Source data

##########

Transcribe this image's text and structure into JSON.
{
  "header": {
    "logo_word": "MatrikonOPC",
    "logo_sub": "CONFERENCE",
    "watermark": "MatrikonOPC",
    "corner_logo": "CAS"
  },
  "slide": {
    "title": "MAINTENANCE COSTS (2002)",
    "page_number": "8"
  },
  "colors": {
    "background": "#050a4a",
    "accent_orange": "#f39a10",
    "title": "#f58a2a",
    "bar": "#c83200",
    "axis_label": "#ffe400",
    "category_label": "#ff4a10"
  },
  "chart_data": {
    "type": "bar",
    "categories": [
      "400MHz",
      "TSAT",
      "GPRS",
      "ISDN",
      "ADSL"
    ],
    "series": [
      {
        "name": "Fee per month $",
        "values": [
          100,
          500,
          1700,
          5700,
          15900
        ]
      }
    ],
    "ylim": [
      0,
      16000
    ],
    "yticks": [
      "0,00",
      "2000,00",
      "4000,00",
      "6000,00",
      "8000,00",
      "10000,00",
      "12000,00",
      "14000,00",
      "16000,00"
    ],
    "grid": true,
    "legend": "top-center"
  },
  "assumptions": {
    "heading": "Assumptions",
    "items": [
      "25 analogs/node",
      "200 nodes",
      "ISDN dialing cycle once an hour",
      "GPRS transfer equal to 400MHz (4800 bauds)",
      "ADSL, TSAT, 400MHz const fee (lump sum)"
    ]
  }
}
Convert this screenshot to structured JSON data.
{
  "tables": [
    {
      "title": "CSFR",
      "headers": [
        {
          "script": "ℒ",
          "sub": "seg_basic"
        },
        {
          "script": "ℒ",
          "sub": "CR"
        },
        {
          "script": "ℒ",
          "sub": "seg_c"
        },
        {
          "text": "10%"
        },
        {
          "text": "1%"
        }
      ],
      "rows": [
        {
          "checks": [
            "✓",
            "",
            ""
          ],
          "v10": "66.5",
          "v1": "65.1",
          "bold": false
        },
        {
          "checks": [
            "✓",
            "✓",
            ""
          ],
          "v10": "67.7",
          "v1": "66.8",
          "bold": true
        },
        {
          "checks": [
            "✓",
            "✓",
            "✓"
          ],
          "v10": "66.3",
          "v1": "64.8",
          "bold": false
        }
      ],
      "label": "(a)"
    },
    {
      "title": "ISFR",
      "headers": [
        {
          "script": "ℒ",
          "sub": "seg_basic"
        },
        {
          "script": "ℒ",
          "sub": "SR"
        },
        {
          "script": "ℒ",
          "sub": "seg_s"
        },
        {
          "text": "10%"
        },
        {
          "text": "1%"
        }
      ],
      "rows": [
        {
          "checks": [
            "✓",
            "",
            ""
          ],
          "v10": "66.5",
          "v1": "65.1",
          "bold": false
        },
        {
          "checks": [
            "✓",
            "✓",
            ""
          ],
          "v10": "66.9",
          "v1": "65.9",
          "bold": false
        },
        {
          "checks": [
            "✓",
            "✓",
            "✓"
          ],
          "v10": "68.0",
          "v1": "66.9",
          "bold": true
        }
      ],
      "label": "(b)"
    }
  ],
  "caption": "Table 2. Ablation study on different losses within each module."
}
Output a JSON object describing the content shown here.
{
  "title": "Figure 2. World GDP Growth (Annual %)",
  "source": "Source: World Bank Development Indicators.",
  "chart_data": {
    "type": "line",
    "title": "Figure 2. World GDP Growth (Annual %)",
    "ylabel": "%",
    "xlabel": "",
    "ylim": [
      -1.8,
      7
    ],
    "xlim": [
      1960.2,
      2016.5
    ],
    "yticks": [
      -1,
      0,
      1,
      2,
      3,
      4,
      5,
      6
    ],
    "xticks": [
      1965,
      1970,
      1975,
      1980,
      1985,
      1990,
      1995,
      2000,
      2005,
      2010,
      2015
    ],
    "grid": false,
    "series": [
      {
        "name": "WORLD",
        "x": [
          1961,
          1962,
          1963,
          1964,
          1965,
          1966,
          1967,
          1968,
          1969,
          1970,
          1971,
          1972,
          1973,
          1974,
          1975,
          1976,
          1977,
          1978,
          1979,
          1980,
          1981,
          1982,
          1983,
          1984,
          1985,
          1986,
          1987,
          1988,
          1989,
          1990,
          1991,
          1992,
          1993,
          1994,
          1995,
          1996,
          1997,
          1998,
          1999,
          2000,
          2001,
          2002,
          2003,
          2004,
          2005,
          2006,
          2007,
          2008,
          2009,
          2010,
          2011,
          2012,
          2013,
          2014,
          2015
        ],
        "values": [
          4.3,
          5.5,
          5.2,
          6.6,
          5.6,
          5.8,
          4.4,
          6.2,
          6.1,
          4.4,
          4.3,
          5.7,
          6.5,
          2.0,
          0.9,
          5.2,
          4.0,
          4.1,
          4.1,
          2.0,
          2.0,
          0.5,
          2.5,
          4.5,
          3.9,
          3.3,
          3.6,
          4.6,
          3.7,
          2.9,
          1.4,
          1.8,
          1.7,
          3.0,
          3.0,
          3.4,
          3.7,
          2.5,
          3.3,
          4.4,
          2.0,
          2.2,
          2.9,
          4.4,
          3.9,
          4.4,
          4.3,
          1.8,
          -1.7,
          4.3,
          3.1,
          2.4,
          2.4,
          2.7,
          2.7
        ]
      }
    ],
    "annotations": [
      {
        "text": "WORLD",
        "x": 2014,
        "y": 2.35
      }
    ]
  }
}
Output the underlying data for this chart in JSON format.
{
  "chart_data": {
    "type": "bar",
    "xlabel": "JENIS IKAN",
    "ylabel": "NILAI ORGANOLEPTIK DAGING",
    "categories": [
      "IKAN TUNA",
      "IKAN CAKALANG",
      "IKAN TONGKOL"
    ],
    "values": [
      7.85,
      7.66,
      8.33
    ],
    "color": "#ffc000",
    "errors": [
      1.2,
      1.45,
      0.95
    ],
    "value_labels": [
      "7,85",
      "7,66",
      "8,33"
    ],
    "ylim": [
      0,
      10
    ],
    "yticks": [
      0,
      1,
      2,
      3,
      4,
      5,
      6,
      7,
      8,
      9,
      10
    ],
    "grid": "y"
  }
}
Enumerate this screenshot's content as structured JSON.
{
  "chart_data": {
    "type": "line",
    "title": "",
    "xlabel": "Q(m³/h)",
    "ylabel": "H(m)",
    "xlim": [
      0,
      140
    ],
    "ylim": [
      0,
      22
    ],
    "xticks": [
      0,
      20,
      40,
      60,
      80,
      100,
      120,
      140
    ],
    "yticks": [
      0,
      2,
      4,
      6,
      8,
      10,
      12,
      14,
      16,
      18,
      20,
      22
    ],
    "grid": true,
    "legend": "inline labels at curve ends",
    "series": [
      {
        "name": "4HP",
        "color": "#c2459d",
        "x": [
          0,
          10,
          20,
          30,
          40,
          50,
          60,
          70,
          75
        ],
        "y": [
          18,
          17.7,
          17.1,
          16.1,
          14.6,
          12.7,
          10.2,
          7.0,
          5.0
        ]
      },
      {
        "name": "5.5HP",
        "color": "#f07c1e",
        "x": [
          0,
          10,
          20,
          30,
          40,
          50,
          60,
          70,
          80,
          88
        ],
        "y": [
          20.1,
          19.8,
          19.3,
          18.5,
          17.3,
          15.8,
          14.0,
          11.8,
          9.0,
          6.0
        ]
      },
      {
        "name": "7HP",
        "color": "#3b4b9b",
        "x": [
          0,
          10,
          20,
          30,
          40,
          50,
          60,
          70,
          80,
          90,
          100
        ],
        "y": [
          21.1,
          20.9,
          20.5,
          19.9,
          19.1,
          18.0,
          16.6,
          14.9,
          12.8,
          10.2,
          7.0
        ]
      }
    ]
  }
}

##########

WORK INSTRUCTIONS: Print all the data exactly.

FINISHED ANSWER:
Transcribe this image's text and structure into JSON.
{
  "header": {
    "logo_word": "MatrikonOPC",
    "logo_sub": "CONFERENCE",
    "watermark": "MatrikonOPC",
    "corner_logo": "CAS"
  },
  "slide": {
    "title": "MAINTENANCE COSTS (2002)",
    "page_number": "8"
  },
  "colors": {
    "background": "#050a4a",
    "accent_orange": "#f39a10",
    "title": "#f58a2a",
    "bar": "#c83200",
    "axis_label": "#ffe400",
    "category_label": "#ff4a10"
  },
  "chart_data": {
    "type": "bar",
    "categories": [
      "400MHz",
      "TSAT",
      "GPRS",
      "ISDN",
      "ADSL"
    ],
    "series": [
      {
        "name": "Fee per month $",
        "values": [
          100,
          500,
          1700,
          5700,
          15900
        ]
      }
    ],
    "ylim": [
      0,
      16000
    ],
    "yticks": [
      "0,00",
      "2000,00",
      "4000,00",
      "6000,00",
      "8000,00",
      "10000,00",
      "12000,00",
      "14000,00",
      "16000,00"
    ],
    "grid": true,
    "legend": "top-center"
  },
  "assumptions": {
    "heading": "Assumptions",
    "items": [
      "25 analogs/node",
      "200 nodes",
      "ISDN dialing cycle once an hour",
      "GPRS transfer equal to 400MHz (4800 bauds)",
      "ADSL, TSAT, 400MHz const fee (lump sum)"
    ]
  }
}
Convert this screenshot to structured JSON data.
{
  "tables": [
    {
      "title": "CSFR",
      "headers": [
        {
          "script": "ℒ",
          "sub": "seg_basic"
        },
        {
          "script": "ℒ",
          "sub": "CR"
        },
        {
          "script": "ℒ",
          "sub": "seg_c"
        },
        {
          "text": "10%"
        },
        {
          "text": "1%"
        }
      ],
      "rows": [
        {
          "checks": [
            "✓",
            "",
            ""
          ],
          "v10": "66.5",
          "v1": "65.1",
          "bold": false
        },
        {
          "checks": [
            "✓",
            "✓",
            ""
          ],
          "v10": "67.7",
          "v1": "66.8",
          "bold": true
        },
        {
          "checks": [
            "✓",
            "✓",
            "✓"
          ],
          "v10": "66.3",
          "v1": "64.8",
          "bold": false
        }
      ],
      "label": "(a)"
    },
    {
      "title": "ISFR",
      "headers": [
        {
          "script": "ℒ",
          "sub": "seg_basic"
        },
        {
          "script": "ℒ",
          "sub": "SR"
        },
        {
          "script": "ℒ",
          "sub": "seg_s"
        },
        {
          "text": "10%"
        },
        {
          "text": "1%"
        }
      ],
      "rows": [
        {
          "checks": [
            "✓",
            "",
            ""
          ],
          "v10": "66.5",
          "v1": "65.1",
          "bold": false
        },
        {
          "checks": [
            "✓",
            "✓",
            ""
          ],
          "v10": "66.9",
          "v1": "65.9",
          "bold": false
        },
        {
          "checks": [
            "✓",
            "✓",
            "✓"
          ],
          "v10": "68.0",
          "v1": "66.9",
          "bold": true
        }
      ],
      "label": "(b)"
    }
  ],
  "caption": "Table 2. Ablation study on different losses within each module."
}
Output a JSON object describing the content shown here.
{
  "title": "Figure 2. World GDP Growth (Annual %)",
  "source": "Source: World Bank Development Indicators.",
  "chart_data": {
    "type": "line",
    "title": "Figure 2. World GDP Growth (Annual %)",
    "ylabel": "%",
    "xlabel": "",
    "ylim": [
      -1.8,
      7
    ],
    "xlim": [
      1960.2,
      2016.5
    ],
    "yticks": [
      -1,
      0,
      1,
      2,
      3,
      4,
      5,
      6
    ],
    "xticks": [
      1965,
      1970,
      1975,
      1980,
      1985,
      1990,
      1995,
      2000,
      2005,
      2010,
      2015
    ],
    "grid": false,
    "series": [
      {
        "name": "WORLD",
        "x": [
          1961,
          1962,
          1963,
          1964,
          1965,
          1966,
          1967,
          1968,
          1969,
          1970,
          1971,
          1972,
          1973,
          1974,
          1975,
          1976,
          1977,
          1978,
          1979,
          1980,
          1981,
          1982,
          1983,
          1984,
          1985,
          1986,
          1987,
          1988,
          1989,
          1990,
          1991,
          1992,
          1993,
          1994,
          1995,
          1996,
          1997,
          1998,
          1999,
          2000,
          2001,
          2002,
          2003,
          2004,
          2005,
          2006,
          2007,
          2008,
          2009,
          2010,
          2011,
          2012,
          2013,
          2014,
          2015
        ],
        "values": [
          4.3,
          5.5,
          5.2,
          6.6,
          5.6,
          5.8,
          4.4,
          6.2,
          6.1,
          4.4,
          4.3,
          5.7,
          6.5,
          2.0,
          0.9,
          5.2,
          4.0,
          4.1,
          4.1,
          2.0,
          2.0,
          0.5,
          2.5,
          4.5,
          3.9,
          3.3,
          3.6,
          4.6,
          3.7,
          2.9,
          1.4,
          1.8,
          1.7,
          3.0,
          3.0,
          3.4,
          3.7,
          2.5,
          3.3,
          4.4,
          2.0,
          2.2,
          2.9,
          4.4,
          3.9,
          4.4,
          4.3,
          1.8,
          -1.7,
          4.3,
          3.1,
          2.4,
          2.4,
          2.7,
          2.7
        ]
      }
    ],
    "annotations": [
      {
        "text": "WORLD",
        "x": 2014,
        "y": 2.35
      }
    ]
  }
}
Output the underlying data for this chart in JSON format.
{
  "chart_data": {
    "type": "bar",
    "xlabel": "JENIS IKAN",
    "ylabel": "NILAI ORGANOLEPTIK DAGING",
    "categories": [
      "IKAN TUNA",
      "IKAN CAKALANG",
      "IKAN TONGKOL"
    ],
    "values": [
      7.85,
      7.66,
      8.33
    ],
    "color": "#ffc000",
    "errors": [
      1.2,
      1.45,
      0.95
    ],
    "value_labels": [
      "7,85",
      "7,66",
      "8,33"
    ],
    "ylim": [
      0,
      10
    ],
    "yticks": [
      0,
      1,
      2,
      3,
      4,
      5,
      6,
      7,
      8,
      9,
      10
    ],
    "grid": "y"
  }
}
Enumerate this screenshot's content as structured JSON.
{
  "chart_data": {
    "type": "line",
    "title": "",
    "xlabel": "Q(m³/h)",
    "ylabel": "H(m)",
    "xlim": [
      0,
      140
    ],
    "ylim": [
      0,
      22
    ],
    "xticks": [
      0,
      20,
      40,
      60,
      80,
      100,
      120,
      140
    ],
    "yticks": [
      0,
      2,
      4,
      6,
      8,
      10,
      12,
      14,
      16,
      18,
      20,
      22
    ],
    "grid": true,
    "legend": "inline labels at curve ends",
    "series": [
      {
        "name": "4HP",
        "color": "#c2459d",
        "x": [
          0,
          10,
          20,
          30,
          40,
          50,
          60,
          70,
          75
        ],
        "y": [
          18,
          17.7,
          17.1,
          16.1,
          14.6,
          12.7,
          10.2,
          7.0,
          5.0
        ]
      },
      {
        "name": "5.5HP",
        "color": "#f07c1e",
        "x": [
          0,
          10,
          20,
          30,
          40,
          50,
          60,
          70,
          80,
          88
        ],
        "y": [
          20.1,
          19.8,
          19.3,
          18.5,
          17.3,
          15.8,
          14.0,
          11.8,
          9.0,
          6.0
        ]
      },
      {
        "name": "7HP",
        "color": "#3b4b9b",
        "x": [
          0,
          10,
          20,
          30,
          40,
          50,
          60,
          70,
          80,
          90,
          100
        ],
        "y": [
          21.1,
          20.9,
          20.5,
          19.9,
          19.1,
          18.0,
          16.6,
          14.9,
          12.8,
          10.2,
          7.0
        ]
      }
    ]
  }
}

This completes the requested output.